> [EXERCISE BRIEF]: Exactly as shown below, retype every line of the data.
━━━ DATA FOR PROCESSING
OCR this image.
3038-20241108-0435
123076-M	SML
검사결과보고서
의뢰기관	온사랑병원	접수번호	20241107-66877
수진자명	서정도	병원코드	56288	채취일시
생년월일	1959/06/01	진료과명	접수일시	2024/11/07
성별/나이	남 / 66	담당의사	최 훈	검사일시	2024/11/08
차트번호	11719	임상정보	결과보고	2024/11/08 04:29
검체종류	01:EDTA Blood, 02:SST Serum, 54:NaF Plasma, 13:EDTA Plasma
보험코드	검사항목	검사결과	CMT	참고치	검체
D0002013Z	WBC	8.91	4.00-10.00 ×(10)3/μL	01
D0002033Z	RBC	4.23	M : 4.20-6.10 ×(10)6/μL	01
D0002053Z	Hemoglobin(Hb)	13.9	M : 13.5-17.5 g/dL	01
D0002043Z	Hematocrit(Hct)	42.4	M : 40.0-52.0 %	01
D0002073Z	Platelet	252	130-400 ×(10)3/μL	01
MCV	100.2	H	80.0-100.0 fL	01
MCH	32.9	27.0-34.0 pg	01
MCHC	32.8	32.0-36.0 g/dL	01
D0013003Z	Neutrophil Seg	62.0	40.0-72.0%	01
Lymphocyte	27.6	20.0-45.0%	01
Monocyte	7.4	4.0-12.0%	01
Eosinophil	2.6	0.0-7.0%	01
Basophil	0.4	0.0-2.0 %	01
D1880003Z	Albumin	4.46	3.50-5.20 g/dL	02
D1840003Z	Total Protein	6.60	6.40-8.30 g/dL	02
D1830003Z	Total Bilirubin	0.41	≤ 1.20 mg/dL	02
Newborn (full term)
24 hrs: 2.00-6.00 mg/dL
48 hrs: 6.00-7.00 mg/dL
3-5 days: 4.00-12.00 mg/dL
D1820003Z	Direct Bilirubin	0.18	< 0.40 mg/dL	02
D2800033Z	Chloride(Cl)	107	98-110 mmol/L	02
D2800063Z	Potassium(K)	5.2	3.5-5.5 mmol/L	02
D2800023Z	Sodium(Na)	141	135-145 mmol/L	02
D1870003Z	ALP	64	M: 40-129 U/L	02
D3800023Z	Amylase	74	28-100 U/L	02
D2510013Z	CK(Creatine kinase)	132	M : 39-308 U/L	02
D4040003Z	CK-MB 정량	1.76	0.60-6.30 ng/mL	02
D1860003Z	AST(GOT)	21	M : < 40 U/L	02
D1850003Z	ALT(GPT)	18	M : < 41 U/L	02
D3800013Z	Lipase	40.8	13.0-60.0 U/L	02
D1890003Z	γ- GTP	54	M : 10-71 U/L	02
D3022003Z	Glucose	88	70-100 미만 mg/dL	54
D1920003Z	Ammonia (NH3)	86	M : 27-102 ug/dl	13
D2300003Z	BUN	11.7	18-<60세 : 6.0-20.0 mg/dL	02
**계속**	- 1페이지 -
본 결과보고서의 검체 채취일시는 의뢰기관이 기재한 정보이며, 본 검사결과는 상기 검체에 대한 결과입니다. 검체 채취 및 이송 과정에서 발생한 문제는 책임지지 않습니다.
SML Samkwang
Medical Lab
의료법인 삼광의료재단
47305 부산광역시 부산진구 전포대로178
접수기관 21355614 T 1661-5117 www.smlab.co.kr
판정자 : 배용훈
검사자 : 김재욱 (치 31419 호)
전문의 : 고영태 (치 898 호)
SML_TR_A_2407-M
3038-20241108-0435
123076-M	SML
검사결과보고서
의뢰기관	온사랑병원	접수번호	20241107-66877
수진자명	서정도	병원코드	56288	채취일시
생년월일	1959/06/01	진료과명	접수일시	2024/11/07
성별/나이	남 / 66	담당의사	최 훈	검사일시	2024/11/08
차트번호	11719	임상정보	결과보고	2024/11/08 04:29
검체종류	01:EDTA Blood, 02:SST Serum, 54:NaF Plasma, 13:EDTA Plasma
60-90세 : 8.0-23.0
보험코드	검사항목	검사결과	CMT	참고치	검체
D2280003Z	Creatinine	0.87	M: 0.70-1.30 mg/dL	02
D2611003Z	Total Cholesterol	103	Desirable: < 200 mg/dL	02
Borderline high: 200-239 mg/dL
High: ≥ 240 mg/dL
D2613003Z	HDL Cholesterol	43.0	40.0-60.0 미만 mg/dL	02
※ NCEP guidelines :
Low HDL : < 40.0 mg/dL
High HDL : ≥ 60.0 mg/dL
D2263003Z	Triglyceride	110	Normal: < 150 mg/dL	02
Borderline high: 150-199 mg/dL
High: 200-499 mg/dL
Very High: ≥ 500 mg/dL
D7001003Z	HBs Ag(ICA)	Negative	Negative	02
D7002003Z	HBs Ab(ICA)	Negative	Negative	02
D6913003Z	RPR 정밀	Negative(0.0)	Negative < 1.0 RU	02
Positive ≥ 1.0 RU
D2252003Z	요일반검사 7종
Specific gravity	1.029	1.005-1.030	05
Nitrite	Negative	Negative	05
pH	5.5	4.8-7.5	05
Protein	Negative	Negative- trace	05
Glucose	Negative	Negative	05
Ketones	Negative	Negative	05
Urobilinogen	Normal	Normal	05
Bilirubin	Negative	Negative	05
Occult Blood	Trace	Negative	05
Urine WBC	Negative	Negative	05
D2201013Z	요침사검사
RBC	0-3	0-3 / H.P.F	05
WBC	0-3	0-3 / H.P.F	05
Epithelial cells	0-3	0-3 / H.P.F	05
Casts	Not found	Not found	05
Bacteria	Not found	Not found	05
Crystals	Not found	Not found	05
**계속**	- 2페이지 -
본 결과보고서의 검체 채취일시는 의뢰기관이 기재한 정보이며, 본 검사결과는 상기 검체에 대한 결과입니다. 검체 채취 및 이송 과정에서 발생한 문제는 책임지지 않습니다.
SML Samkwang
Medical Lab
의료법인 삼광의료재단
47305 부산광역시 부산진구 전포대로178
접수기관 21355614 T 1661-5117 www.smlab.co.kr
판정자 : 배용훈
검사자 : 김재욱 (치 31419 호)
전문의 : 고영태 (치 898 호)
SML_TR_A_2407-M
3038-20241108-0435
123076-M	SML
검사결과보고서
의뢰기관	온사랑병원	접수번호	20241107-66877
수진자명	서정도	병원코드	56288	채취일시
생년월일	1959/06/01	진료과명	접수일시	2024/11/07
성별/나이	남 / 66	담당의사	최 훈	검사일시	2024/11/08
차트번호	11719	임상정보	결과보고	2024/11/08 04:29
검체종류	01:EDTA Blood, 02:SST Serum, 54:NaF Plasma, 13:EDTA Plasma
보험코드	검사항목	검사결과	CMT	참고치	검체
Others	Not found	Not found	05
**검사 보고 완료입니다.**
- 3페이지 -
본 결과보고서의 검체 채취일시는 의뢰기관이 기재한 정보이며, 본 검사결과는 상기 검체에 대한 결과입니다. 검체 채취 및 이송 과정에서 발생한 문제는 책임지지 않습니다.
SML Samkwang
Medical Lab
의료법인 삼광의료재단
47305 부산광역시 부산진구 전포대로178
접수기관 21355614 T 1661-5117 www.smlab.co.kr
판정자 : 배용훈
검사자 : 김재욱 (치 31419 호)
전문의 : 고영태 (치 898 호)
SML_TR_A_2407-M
━━━━━━
> [EXPECTED ANSWER]:
OCR this image.
3038-20241108-0435
123076-M	SML
검사결과보고서
의뢰기관	온사랑병원	접수번호	20241107-66877
수진자명	서정도	병원코드	56288	채취일시
생년월일	1959/06/01	진료과명	접수일시	2024/11/07
성별/나이	남 / 66	담당의사	최 훈	검사일시	2024/11/08
차트번호	11719	임상정보	결과보고	2024/11/08 04:29
검체종류	01:EDTA Blood, 02:SST Serum, 54:NaF Plasma, 13:EDTA Plasma
보험코드	검사항목	검사결과	CMT	참고치	검체
D0002013Z	WBC	8.91	4.00-10.00 ×(10)3/μL	01
D0002033Z	RBC	4.23	M : 4.20-6.10 ×(10)6/μL	01
D0002053Z	Hemoglobin(Hb)	13.9	M : 13.5-17.5 g/dL	01
D0002043Z	Hematocrit(Hct)	42.4	M : 40.0-52.0 %	01
D0002073Z	Platelet	252	130-400 ×(10)3/μL	01
MCV	100.2	H	80.0-100.0 fL	01
MCH	32.9	27.0-34.0 pg	01
MCHC	32.8	32.0-36.0 g/dL	01
D0013003Z	Neutrophil Seg	62.0	40.0-72.0%	01
Lymphocyte	27.6	20.0-45.0%	01
Monocyte	7.4	4.0-12.0%	01
Eosinophil	2.6	0.0-7.0%	01
Basophil	0.4	0.0-2.0 %	01
D1880003Z	Albumin	4.46	3.50-5.20 g/dL	02
D1840003Z	Total Protein	6.60	6.40-8.30 g/dL	02
D1830003Z	Total Bilirubin	0.41	≤ 1.20 mg/dL	02
Newborn (full term)
24 hrs: 2.00-6.00 mg/dL
48 hrs: 6.00-7.00 mg/dL
3-5 days: 4.00-12.00 mg/dL
D1820003Z	Direct Bilirubin	0.18	< 0.40 mg/dL	02
D2800033Z	Chloride(Cl)	107	98-110 mmol/L	02
D2800063Z	Potassium(K)	5.2	3.5-5.5 mmol/L	02
D2800023Z	Sodium(Na)	141	135-145 mmol/L	02
D1870003Z	ALP	64	M: 40-129 U/L	02
D3800023Z	Amylase	74	28-100 U/L	02
D2510013Z	CK(Creatine kinase)	132	M : 39-308 U/L	02
D4040003Z	CK-MB 정량	1.76	0.60-6.30 ng/mL	02
D1860003Z	AST(GOT)	21	M : < 40 U/L	02
D1850003Z	ALT(GPT)	18	M : < 41 U/L	02
D3800013Z	Lipase	40.8	13.0-60.0 U/L	02
D1890003Z	γ- GTP	54	M : 10-71 U/L	02
D3022003Z	Glucose	88	70-100 미만 mg/dL	54
D1920003Z	Ammonia (NH3)	86	M : 27-102 ug/dl	13
D2300003Z	BUN	11.7	18-<60세 : 6.0-20.0 mg/dL	02
**계속**	- 1페이지 -
본 결과보고서의 검체 채취일시는 의뢰기관이 기재한 정보이며, 본 검사결과는 상기 검체에 대한 결과입니다. 검체 채취 및 이송 과정에서 발생한 문제는 책임지지 않습니다.
SML Samkwang
Medical Lab
의료법인 삼광의료재단
47305 부산광역시 부산진구 전포대로178
접수기관 21355614 T 1661-5117 www.smlab.co.kr
판정자 : 배용훈
검사자 : 김재욱 (치 31419 호)
전문의 : 고영태 (치 898 호)
SML_TR_A_2407-M
3038-20241108-0435
123076-M	SML
검사결과보고서
의뢰기관	온사랑병원	접수번호	20241107-66877
수진자명	서정도	병원코드	56288	채취일시
생년월일	1959/06/01	진료과명	접수일시	2024/11/07
성별/나이	남 / 66	담당의사	최 훈	검사일시	2024/11/08
차트번호	11719	임상정보	결과보고	2024/11/08 04:29
검체종류	01:EDTA Blood, 02:SST Serum, 54:NaF Plasma, 13:EDTA Plasma
60-90세 : 8.0-23.0
보험코드	검사항목	검사결과	CMT	참고치	검체
D2280003Z	Creatinine	0.87	M: 0.70-1.30 mg/dL	02
D2611003Z	Total Cholesterol	103	Desirable: < 200 mg/dL	02
Borderline high: 200-239 mg/dL
High: ≥ 240 mg/dL
D2613003Z	HDL Cholesterol	43.0	40.0-60.0 미만 mg/dL	02
※ NCEP guidelines :
Low HDL : < 40.0 mg/dL
High HDL : ≥ 60.0 mg/dL
D2263003Z	Triglyceride	110	Normal: < 150 mg/dL	02
Borderline high: 150-199 mg/dL
High: 200-499 mg/dL
Very High: ≥ 500 mg/dL
D7001003Z	HBs Ag(ICA)	Negative	Negative	02
D7002003Z	HBs Ab(ICA)	Negative	Negative	02
D6913003Z	RPR 정밀	Negative(0.0)	Negative < 1.0 RU	02
Positive ≥ 1.0 RU
D2252003Z	요일반검사 7종
Specific gravity	1.029	1.005-1.030	05
Nitrite	Negative	Negative	05
pH	5.5	4.8-7.5	05
Protein	Negative	Negative- trace	05
Glucose	Negative	Negative	05
Ketones	Negative	Negative	05
Urobilinogen	Normal	Normal	05
Bilirubin	Negative	Negative	05
Occult Blood	Trace	Negative	05
Urine WBC	Negative	Negative	05
D2201013Z	요침사검사
RBC	0-3	0-3 / H.P.F	05
WBC	0-3	0-3 / H.P.F	05
Epithelial cells	0-3	0-3 / H.P.F	05
Casts	Not found	Not found	05
Bacteria	Not found	Not found	05
Crystals	Not found	Not found	05
**계속**	- 2페이지 -
본 결과보고서의 검체 채취일시는 의뢰기관이 기재한 정보이며, 본 검사결과는 상기 검체에 대한 결과입니다. 검체 채취 및 이송 과정에서 발생한 문제는 책임지지 않습니다.
SML Samkwang
Medical Lab
의료법인 삼광의료재단
47305 부산광역시 부산진구 전포대로178
접수기관 21355614 T 1661-5117 www.smlab.co.kr
판정자 : 배용훈
검사자 : 김재욱 (치 31419 호)
전문의 : 고영태 (치 898 호)
SML_TR_A_2407-M
3038-20241108-0435
123076-M	SML
검사결과보고서
의뢰기관	온사랑병원	접수번호	20241107-66877
수진자명	서정도	병원코드	56288	채취일시
생년월일	1959/06/01	진료과명	접수일시	2024/11/07
성별/나이	남 / 66	담당의사	최 훈	검사일시	2024/11/08
차트번호	11719	임상정보	결과보고	2024/11/08 04:29
검체종류	01:EDTA Blood, 02:SST Serum, 54:NaF Plasma, 13:EDTA Plasma
보험코드	검사항목	검사결과	CMT	참고치	검체
Others	Not found	Not found	05
**검사 보고 완료입니다.**
- 3페이지 -
본 결과보고서의 검체 채취일시는 의뢰기관이 기재한 정보이며, 본 검사결과는 상기 검체에 대한 결과입니다. 검체 채취 및 이송 과정에서 발생한 문제는 책임지지 않습니다.
SML Samkwang
Medical Lab
의료법인 삼광의료재단
47305 부산광역시 부산진구 전포대로178
접수기관 21355614 T 1661-5117 www.smlab.co.kr
판정자 : 배용훈
검사자 : 김재욱 (치 31419 호)
전문의 : 고영태 (치 898 호)
SML_TR_A_2407-M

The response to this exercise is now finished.